**Goal**
Below are the records; collect from them each line containing the string "Eylül".

A block of data:
-- start --
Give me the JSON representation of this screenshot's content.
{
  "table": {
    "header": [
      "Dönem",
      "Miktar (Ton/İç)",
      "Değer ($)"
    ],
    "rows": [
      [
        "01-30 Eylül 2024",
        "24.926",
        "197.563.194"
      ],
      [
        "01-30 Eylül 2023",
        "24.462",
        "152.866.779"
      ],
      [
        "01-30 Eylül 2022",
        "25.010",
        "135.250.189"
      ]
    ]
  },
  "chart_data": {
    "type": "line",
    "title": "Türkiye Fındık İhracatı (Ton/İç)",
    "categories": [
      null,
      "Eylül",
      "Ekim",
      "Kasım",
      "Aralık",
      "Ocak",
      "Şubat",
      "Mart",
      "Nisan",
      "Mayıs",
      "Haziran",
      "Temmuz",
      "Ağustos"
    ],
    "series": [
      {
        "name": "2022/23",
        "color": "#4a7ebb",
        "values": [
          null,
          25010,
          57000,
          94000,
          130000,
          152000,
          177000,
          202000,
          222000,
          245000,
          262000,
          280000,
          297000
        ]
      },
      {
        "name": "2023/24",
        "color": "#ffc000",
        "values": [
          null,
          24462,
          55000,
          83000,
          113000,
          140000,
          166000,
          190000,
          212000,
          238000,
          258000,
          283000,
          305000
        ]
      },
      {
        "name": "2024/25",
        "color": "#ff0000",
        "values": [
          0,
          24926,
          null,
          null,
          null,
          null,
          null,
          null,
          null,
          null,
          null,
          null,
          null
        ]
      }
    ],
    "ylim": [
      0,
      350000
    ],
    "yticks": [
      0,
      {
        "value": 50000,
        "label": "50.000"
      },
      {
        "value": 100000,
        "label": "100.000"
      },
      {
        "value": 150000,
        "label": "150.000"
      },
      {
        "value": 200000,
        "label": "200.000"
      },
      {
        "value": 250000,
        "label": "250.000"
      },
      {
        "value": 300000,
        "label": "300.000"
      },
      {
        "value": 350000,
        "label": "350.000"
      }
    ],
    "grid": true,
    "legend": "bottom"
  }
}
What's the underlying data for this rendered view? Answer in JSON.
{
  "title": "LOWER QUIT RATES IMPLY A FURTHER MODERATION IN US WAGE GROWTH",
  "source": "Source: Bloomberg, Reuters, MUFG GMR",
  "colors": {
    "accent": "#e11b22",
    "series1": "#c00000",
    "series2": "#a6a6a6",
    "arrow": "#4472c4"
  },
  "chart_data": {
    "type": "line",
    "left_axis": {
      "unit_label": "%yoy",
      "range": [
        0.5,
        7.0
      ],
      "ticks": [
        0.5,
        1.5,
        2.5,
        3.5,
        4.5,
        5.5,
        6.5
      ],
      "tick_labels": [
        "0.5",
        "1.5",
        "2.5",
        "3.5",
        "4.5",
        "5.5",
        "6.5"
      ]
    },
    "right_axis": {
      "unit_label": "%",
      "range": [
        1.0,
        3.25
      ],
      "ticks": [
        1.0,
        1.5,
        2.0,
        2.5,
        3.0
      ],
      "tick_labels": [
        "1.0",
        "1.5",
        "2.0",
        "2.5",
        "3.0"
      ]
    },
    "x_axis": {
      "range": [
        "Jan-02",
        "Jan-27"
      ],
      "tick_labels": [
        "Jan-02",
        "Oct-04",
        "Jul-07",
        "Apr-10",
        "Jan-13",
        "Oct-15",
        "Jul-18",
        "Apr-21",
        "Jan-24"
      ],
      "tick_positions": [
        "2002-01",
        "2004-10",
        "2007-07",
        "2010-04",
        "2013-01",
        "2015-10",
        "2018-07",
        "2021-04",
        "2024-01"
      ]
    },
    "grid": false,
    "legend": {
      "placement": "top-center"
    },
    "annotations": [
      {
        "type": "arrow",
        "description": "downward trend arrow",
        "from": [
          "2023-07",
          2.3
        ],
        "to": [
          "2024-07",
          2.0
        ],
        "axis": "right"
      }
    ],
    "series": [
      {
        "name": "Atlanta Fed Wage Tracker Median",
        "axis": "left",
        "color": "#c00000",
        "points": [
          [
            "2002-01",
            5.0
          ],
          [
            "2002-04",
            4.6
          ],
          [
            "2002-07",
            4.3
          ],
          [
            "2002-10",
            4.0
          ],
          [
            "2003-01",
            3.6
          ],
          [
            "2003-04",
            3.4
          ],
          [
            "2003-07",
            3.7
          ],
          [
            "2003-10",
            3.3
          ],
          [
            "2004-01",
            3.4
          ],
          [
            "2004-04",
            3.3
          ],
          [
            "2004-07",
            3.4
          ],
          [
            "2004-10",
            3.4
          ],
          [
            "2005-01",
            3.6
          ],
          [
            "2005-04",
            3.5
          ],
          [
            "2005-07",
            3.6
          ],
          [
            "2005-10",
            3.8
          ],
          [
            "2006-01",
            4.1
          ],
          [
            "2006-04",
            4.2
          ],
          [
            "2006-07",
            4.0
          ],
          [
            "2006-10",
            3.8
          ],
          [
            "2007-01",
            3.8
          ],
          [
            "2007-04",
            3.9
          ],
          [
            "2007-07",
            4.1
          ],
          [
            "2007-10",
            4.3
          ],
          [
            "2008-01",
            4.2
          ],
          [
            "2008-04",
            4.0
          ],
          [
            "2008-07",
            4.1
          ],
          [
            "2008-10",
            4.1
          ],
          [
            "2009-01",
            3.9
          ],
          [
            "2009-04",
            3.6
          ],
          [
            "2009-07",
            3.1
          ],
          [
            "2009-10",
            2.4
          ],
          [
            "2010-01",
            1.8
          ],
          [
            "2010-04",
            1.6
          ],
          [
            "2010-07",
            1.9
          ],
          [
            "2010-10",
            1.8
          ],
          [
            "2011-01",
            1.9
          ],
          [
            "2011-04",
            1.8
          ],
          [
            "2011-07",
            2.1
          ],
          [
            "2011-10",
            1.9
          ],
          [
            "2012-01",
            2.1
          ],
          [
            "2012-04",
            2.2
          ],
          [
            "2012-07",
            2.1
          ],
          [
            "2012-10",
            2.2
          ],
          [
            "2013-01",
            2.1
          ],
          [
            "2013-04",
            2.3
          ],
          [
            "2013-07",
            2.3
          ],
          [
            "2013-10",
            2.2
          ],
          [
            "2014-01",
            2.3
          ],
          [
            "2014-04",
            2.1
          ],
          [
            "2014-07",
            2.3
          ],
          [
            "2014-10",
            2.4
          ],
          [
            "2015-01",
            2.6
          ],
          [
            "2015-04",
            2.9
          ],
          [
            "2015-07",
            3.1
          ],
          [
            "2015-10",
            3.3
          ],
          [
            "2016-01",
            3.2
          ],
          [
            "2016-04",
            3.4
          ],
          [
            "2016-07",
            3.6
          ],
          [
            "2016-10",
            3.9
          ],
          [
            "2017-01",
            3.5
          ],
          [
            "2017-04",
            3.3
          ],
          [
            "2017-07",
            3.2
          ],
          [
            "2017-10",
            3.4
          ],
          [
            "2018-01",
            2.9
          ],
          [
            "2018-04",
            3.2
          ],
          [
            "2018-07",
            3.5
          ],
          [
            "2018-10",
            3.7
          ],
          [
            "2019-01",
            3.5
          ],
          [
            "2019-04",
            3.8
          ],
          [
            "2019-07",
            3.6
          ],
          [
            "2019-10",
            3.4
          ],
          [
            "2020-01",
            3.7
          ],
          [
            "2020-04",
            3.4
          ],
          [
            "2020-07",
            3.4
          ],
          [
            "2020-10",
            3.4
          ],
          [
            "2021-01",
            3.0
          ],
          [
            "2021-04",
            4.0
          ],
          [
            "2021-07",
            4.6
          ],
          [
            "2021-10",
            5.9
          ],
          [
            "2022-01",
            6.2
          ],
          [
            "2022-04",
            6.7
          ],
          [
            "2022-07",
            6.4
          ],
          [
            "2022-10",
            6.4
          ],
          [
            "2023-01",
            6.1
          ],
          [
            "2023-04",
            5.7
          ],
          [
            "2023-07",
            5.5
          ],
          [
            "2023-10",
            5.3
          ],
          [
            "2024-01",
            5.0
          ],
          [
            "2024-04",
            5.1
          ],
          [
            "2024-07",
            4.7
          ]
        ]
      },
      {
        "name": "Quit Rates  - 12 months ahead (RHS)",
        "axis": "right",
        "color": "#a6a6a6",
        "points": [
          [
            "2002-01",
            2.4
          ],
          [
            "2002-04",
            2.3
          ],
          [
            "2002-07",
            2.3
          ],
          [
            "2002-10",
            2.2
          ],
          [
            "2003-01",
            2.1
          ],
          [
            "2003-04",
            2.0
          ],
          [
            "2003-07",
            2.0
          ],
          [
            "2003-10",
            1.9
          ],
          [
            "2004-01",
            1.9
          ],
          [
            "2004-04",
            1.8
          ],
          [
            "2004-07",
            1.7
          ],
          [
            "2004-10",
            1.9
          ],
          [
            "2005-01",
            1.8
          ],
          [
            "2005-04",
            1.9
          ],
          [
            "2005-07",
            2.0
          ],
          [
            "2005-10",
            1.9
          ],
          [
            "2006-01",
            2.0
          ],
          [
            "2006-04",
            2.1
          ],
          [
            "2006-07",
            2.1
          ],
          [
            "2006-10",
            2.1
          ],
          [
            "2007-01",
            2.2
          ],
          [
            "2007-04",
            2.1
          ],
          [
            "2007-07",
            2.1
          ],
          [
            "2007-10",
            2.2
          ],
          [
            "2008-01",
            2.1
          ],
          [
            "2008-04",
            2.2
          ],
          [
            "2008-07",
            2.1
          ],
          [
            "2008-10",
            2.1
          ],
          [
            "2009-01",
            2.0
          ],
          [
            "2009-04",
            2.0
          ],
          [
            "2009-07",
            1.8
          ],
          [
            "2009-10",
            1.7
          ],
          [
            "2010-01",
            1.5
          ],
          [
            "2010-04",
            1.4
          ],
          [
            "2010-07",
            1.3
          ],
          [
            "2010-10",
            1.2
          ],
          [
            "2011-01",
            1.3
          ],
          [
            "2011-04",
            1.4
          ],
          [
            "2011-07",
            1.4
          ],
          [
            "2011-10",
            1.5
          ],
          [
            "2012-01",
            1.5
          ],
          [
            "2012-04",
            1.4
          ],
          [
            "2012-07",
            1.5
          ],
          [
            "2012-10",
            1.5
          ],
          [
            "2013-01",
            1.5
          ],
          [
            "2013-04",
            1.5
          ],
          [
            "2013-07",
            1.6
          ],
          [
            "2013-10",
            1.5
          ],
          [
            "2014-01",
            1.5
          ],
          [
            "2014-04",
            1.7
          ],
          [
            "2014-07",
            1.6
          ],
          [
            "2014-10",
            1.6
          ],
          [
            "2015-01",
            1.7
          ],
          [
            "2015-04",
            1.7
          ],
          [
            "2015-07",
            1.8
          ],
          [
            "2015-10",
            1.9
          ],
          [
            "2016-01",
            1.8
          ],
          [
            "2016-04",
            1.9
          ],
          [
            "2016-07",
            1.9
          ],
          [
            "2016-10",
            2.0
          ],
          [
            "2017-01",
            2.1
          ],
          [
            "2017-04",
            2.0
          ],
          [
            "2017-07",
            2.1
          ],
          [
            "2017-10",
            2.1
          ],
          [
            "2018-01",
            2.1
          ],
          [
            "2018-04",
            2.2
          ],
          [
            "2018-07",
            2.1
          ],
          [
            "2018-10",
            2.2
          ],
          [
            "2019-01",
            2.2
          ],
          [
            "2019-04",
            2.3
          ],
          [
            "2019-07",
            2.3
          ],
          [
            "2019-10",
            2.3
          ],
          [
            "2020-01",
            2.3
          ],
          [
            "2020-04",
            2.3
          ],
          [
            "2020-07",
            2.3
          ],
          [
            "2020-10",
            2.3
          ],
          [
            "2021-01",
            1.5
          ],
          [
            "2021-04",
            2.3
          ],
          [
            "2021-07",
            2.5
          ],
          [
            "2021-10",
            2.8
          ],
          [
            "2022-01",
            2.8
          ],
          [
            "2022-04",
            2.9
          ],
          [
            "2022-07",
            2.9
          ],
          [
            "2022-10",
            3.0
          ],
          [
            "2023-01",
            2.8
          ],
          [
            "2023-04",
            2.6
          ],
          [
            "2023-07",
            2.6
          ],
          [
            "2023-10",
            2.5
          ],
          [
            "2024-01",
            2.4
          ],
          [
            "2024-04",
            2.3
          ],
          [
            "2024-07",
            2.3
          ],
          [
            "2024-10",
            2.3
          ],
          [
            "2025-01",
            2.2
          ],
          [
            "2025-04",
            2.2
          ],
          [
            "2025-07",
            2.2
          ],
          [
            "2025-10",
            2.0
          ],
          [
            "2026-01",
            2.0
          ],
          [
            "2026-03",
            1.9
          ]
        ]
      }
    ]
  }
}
-- end --
**Answer for this exercise**
        "01-30 Eylül 2024",
        "01-30 Eylül 2023",
        "01-30 Eylül 2022",
      "Eylül",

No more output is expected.